* _WHAT THE TASK ASKS_:
What is the count of lines that hold the word "value"? Give only the number.
◇ ◇ ◇ ◇ ◇ ◇ ◇
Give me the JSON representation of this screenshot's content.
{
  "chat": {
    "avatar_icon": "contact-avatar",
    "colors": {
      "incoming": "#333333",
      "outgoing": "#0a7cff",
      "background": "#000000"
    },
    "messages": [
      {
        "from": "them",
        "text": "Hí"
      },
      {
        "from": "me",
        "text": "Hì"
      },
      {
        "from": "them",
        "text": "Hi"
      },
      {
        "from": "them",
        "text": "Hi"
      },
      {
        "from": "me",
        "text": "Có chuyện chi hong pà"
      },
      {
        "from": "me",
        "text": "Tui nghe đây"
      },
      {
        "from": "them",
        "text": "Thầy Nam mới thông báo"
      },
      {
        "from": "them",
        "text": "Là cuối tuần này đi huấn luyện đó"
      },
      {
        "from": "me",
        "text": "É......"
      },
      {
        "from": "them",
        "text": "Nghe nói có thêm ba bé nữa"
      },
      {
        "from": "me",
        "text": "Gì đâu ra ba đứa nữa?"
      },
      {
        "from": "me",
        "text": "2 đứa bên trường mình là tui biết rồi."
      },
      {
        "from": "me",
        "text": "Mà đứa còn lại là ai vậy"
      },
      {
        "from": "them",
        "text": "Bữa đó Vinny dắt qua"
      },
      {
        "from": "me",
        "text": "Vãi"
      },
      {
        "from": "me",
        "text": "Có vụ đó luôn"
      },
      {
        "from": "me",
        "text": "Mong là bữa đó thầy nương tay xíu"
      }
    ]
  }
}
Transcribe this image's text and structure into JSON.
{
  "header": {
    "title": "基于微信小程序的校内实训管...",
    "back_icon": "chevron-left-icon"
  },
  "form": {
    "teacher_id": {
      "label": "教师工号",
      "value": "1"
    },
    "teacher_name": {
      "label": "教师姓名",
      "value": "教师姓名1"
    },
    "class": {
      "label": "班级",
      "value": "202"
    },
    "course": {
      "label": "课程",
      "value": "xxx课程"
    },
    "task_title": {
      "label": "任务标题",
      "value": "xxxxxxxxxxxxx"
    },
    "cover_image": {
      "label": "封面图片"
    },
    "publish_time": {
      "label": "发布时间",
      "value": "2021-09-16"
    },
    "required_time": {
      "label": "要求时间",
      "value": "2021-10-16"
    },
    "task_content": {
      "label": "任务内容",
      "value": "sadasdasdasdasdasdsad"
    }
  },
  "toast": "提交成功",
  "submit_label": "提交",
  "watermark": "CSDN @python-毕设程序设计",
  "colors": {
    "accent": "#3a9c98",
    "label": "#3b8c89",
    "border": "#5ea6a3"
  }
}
◇ ◇ ◇ ◇ ◇ ◇ ◇
* _ANSWER TO THIS TASK_:
8